## start
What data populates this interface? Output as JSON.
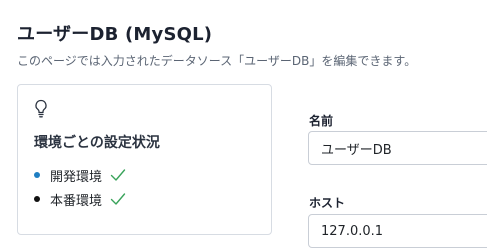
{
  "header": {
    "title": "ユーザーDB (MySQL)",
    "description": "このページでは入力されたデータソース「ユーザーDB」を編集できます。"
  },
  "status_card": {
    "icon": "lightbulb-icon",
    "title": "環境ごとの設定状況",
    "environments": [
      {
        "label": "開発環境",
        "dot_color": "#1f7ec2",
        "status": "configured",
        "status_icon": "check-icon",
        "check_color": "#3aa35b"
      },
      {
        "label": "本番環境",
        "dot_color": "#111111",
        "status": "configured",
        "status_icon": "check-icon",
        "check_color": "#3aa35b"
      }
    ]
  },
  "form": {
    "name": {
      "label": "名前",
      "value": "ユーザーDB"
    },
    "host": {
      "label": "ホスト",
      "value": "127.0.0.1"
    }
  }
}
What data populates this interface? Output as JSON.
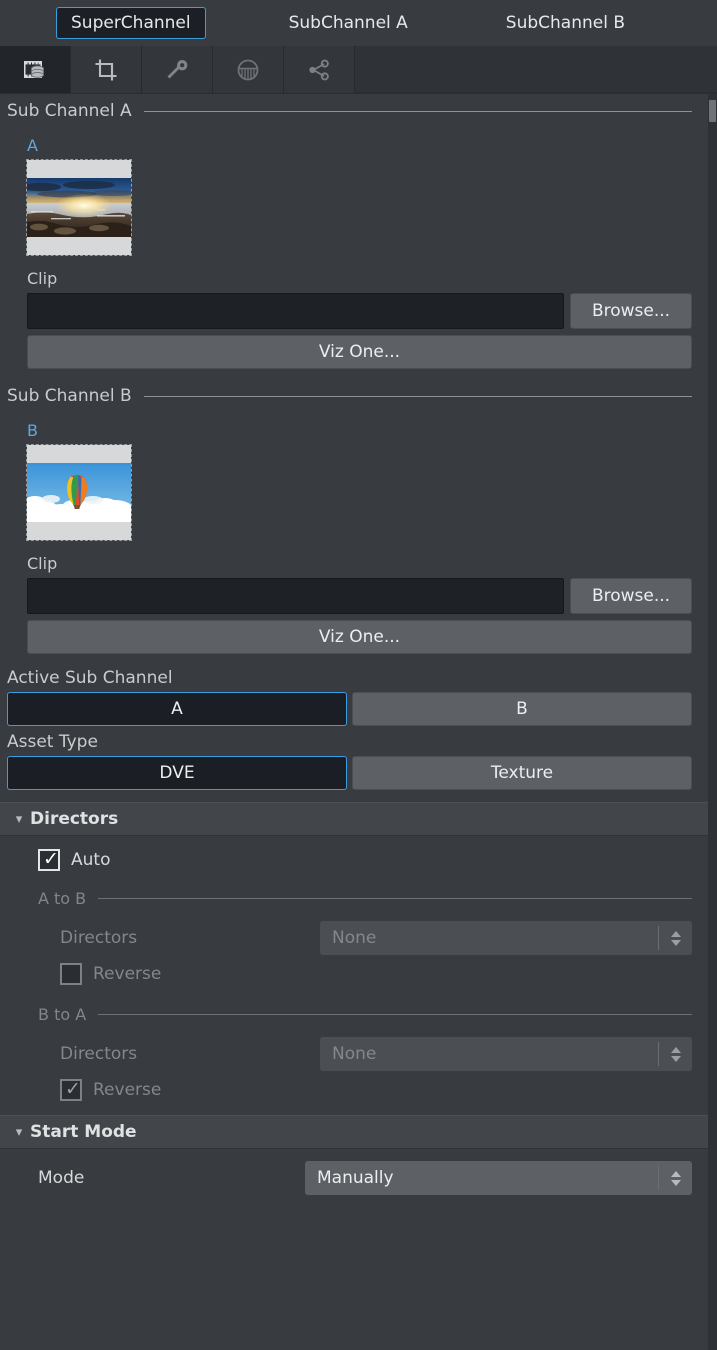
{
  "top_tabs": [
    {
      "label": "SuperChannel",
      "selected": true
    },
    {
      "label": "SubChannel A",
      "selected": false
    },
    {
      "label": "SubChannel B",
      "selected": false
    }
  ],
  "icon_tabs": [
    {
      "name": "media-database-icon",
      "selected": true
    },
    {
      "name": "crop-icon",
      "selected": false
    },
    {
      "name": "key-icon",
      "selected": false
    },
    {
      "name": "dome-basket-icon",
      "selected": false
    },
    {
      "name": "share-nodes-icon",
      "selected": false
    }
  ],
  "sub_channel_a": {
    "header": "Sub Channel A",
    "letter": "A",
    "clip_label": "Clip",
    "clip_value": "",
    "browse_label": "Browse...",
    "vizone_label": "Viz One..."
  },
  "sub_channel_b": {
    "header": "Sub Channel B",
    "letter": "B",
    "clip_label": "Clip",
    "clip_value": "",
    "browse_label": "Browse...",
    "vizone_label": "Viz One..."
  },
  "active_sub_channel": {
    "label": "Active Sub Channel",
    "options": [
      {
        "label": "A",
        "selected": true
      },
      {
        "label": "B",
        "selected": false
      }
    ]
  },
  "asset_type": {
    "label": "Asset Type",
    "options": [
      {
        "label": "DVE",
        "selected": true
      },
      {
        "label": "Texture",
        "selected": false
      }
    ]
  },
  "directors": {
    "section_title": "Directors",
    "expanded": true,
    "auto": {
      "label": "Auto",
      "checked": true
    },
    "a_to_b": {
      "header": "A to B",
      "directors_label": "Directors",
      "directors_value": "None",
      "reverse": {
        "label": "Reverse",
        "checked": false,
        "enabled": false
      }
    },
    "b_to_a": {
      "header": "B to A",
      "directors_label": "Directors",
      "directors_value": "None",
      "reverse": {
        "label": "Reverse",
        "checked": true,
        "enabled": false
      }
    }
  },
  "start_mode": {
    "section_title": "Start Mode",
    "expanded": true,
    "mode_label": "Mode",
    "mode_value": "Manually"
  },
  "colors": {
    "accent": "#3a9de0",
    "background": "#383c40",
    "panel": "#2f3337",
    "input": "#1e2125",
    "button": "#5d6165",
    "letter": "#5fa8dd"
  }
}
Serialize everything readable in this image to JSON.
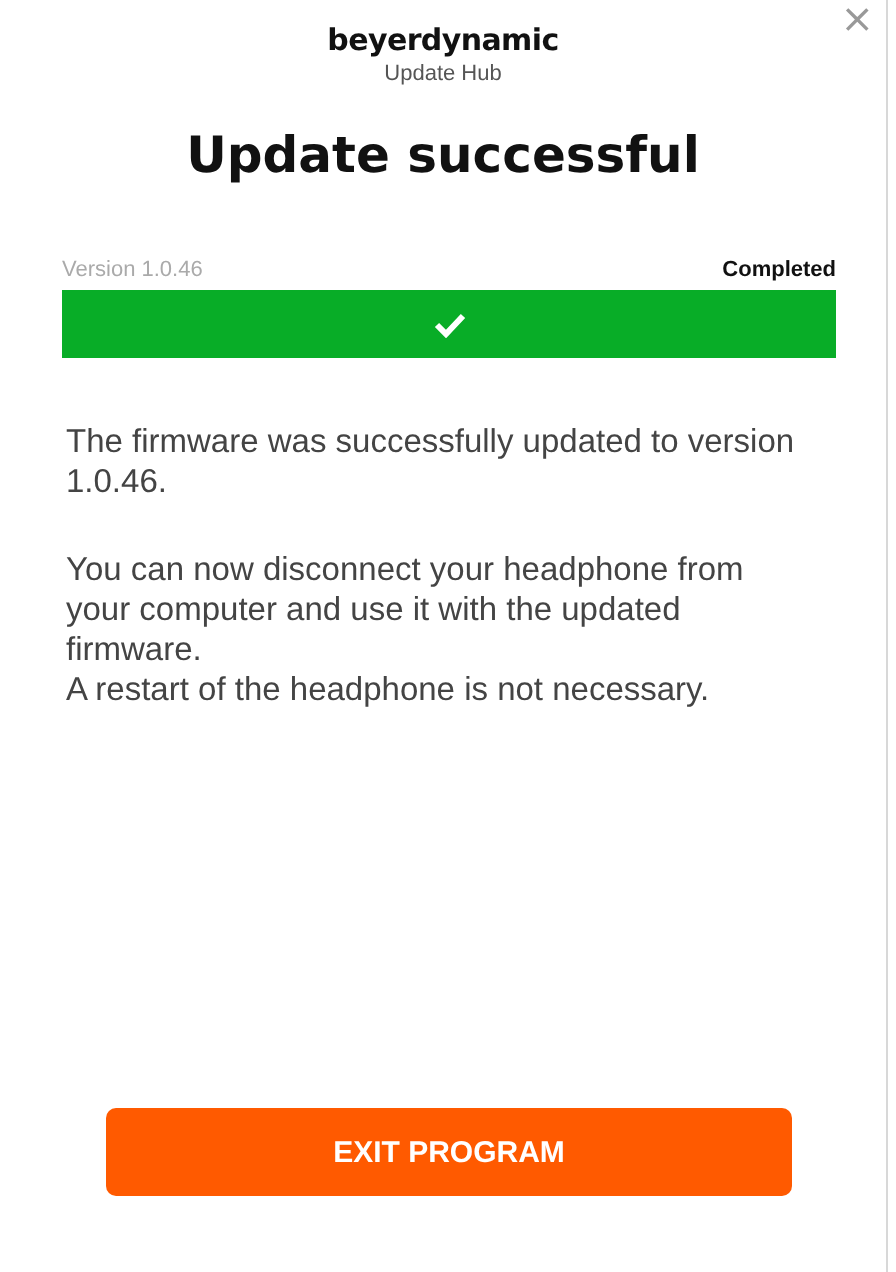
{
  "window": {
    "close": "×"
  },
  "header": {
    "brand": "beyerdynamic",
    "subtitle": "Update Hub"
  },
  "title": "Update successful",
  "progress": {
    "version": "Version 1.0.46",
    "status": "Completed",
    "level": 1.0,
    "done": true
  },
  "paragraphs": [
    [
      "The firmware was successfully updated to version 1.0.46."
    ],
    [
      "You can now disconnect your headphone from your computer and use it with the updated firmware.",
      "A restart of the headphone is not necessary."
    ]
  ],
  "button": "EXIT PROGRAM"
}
## end
# [STATED EXERCISE]
Write every entry out again exactly, dropping the pictures.

# [ANSWER]
What data populates this interface? Output as JSON.
{
  "header": {
    "title": "ユーザーDB (MySQL)",
    "description": "このページでは入力されたデータソース「ユーザーDB」を編集できます。"
  },
  "status_card": {
    "icon": "lightbulb-icon",
    "title": "環境ごとの設定状況",
    "environments": [
      {
        "label": "開発環境",
        "dot_color": "#1f7ec2",
        "status": "configured",
        "status_icon": "check-icon",
        "check_color": "#3aa35b"
      },
      {
        "label": "本番環境",
        "dot_color": "#111111",
        "status": "configured",
        "status_icon": "check-icon",
        "check_color": "#3aa35b"
      }
    ]
  },
  "form": {
    "name": {
      "label": "名前",
      "value": "ユーザーDB"
    },
    "host": {
      "label": "ホスト",
      "value": "127.0.0.1"
    }
  }
}
What data populates this interface? Output as JSON.
{
  "top_tabs": [
    {
      "label": "SuperChannel",
      "selected": true
    },
    {
      "label": "SubChannel A",
      "selected": false
    },
    {
      "label": "SubChannel B",
      "selected": false
    }
  ],
  "icon_tabs": [
    {
      "name": "media-database-icon",
      "selected": true
    },
    {
      "name": "crop-icon",
      "selected": false
    },
    {
      "name": "key-icon",
      "selected": false
    },
    {
      "name": "dome-basket-icon",
      "selected": false
    },
    {
      "name": "share-nodes-icon",
      "selected": false
    }
  ],
  "sub_channel_a": {
    "header": "Sub Channel A",
    "letter": "A",
    "clip_label": "Clip",
    "clip_value": "",
    "browse_label": "Browse...",
    "vizone_label": "Viz One..."
  },
  "sub_channel_b": {
    "header": "Sub Channel B",
    "letter": "B",
    "clip_label": "Clip",
    "clip_value": "",
    "browse_label": "Browse...",
    "vizone_label": "Viz One..."
  },
  "active_sub_channel": {
    "label": "Active Sub Channel",
    "options": [
      {
        "label": "A",
        "selected": true
      },
      {
        "label": "B",
        "selected": false
      }
    ]
  },
  "asset_type": {
    "label": "Asset Type",
    "options": [
      {
        "label": "DVE",
        "selected": true
      },
      {
        "label": "Texture",
        "selected": false
      }
    ]
  },
  "directors": {
    "section_title": "Directors",
    "expanded": true,
    "auto": {
      "label": "Auto",
      "checked": true
    },
    "a_to_b": {
      "header": "A to B",
      "directors_label": "Directors",
      "directors_value": "None",
      "reverse": {
        "label": "Reverse",
        "checked": false,
        "enabled": false
      }
    },
    "b_to_a": {
      "header": "B to A",
      "directors_label": "Directors",
      "directors_value": "None",
      "reverse": {
        "label": "Reverse",
        "checked": true,
        "enabled": false
      }
    }
  },
  "start_mode": {
    "section_title": "Start Mode",
    "expanded": true,
    "mode_label": "Mode",
    "mode_value": "Manually"
  },
  "colors": {
    "accent": "#3a9de0",
    "background": "#383c40",
    "panel": "#2f3337",
    "input": "#1e2125",
    "button": "#5d6165",
    "letter": "#5fa8dd"
  }
}
Serialize everything readable in this image to JSON.
{
  "window": {
    "close": "×"
  },
  "header": {
    "brand": "beyerdynamic",
    "subtitle": "Update Hub"
  },
  "title": "Update successful",
  "progress": {
    "version": "Version 1.0.46",
    "status": "Completed",
    "level": 1.0,
    "done": true
  },
  "paragraphs": [
    [
      "The firmware was successfully updated to version 1.0.46."
    ],
    [
      "You can now disconnect your headphone from your computer and use it with the updated firmware.",
      "A restart of the headphone is not necessary."
    ]
  ],
  "button": "EXIT PROGRAM"
}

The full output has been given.